◆ Required work:
Pick out each line below containing "disease".

[start of Information provided]

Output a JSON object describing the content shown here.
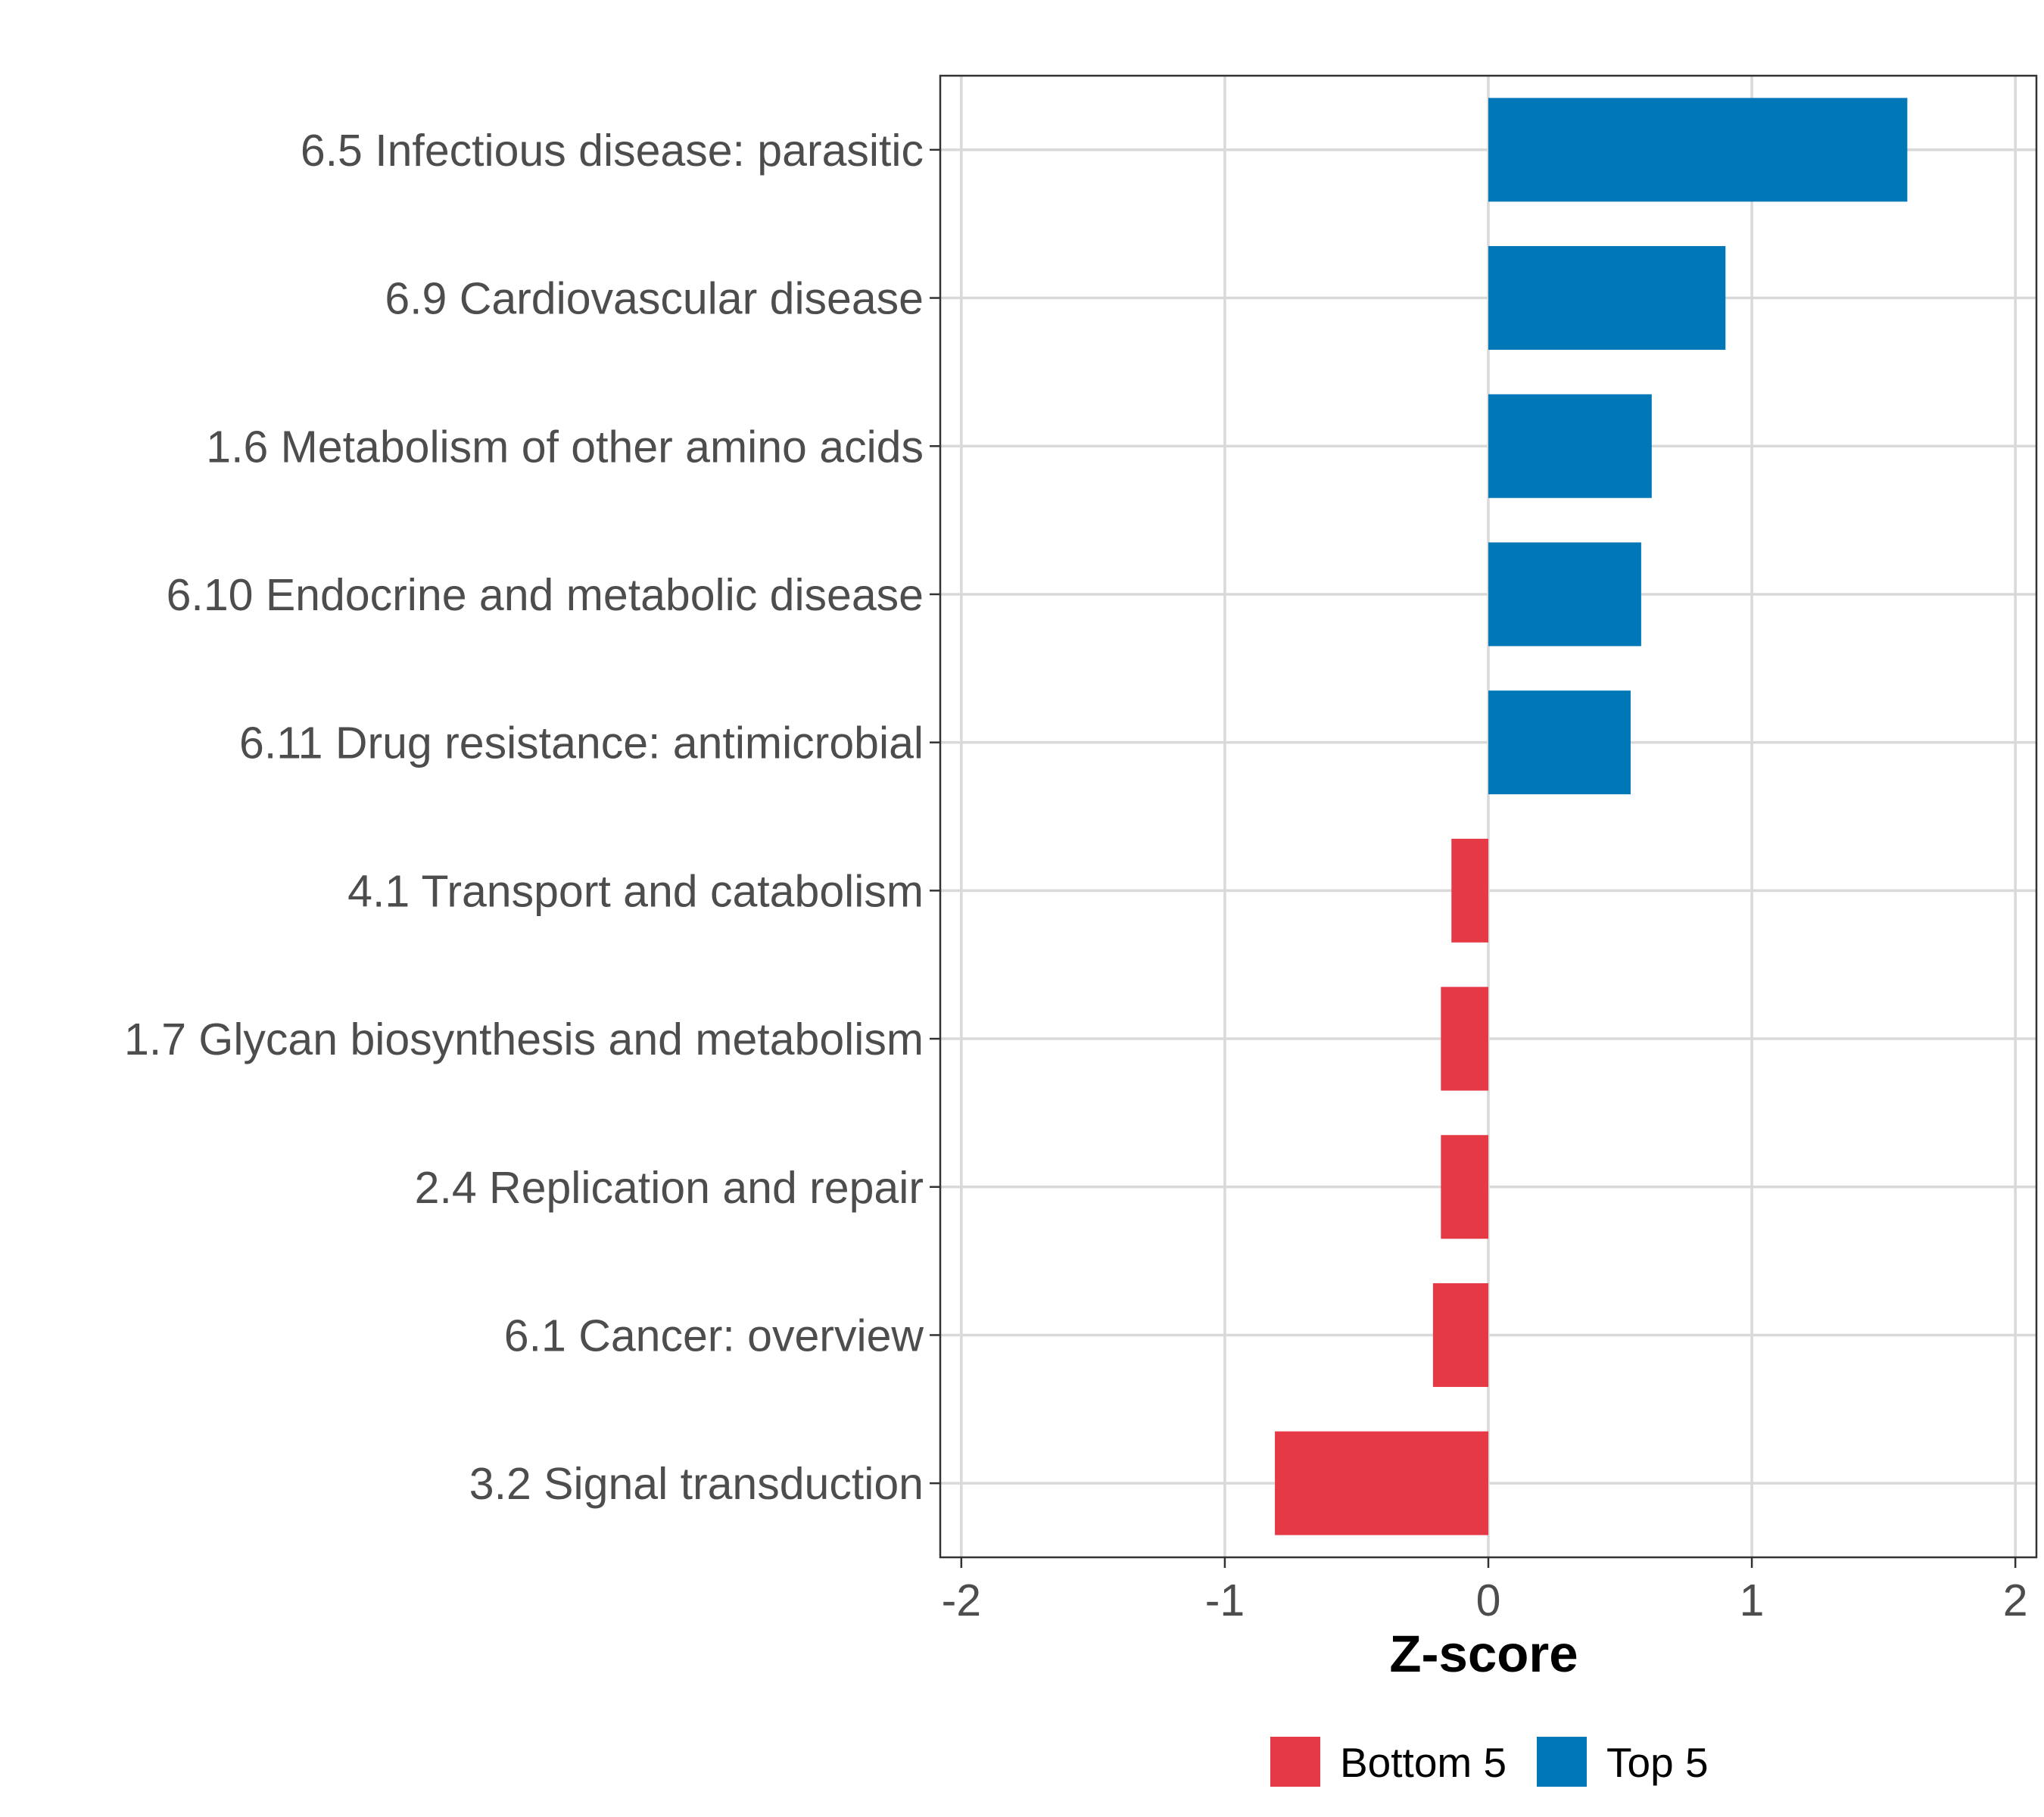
{
  "chart_data": {
    "type": "bar",
    "orientation": "horizontal",
    "categories": [
      "6.5 Infectious disease: parasitic",
      "6.9 Cardiovascular disease",
      "1.6 Metabolism of other amino acids",
      "6.10 Endocrine and metabolic disease",
      "6.11 Drug resistance: antimicrobial",
      "4.1 Transport and catabolism",
      "1.7 Glycan biosynthesis and metabolism",
      "2.4 Replication and repair",
      "6.1 Cancer: overview",
      "3.2 Signal transduction"
    ],
    "values": [
      1.59,
      0.9,
      0.62,
      0.58,
      0.54,
      -0.14,
      -0.18,
      -0.18,
      -0.21,
      -0.81
    ],
    "groups": [
      "Top 5",
      "Top 5",
      "Top 5",
      "Top 5",
      "Top 5",
      "Bottom 5",
      "Bottom 5",
      "Bottom 5",
      "Bottom 5",
      "Bottom 5"
    ],
    "xlabel": "Z-score",
    "ylabel": "",
    "xlim": [
      -2.08,
      2.08
    ],
    "xticks": [
      -2,
      -1,
      0,
      1,
      2
    ],
    "xtick_labels": [
      "-2",
      "-1",
      "0",
      "1",
      "2"
    ],
    "grid": true,
    "legend": {
      "position": "bottom",
      "entries": [
        {
          "label": "Bottom 5",
          "color": "#E63946"
        },
        {
          "label": "Top 5",
          "color": "#0077B6"
        }
      ]
    },
    "colors": {
      "Top 5": "#0077B6",
      "Bottom 5": "#E63946"
    }
  }
}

[end of Information provided]

◆ Solution:
      "6.5 Infectious disease: parasitic",
      "6.9 Cardiovascular disease",
      "6.10 Endocrine and metabolic disease",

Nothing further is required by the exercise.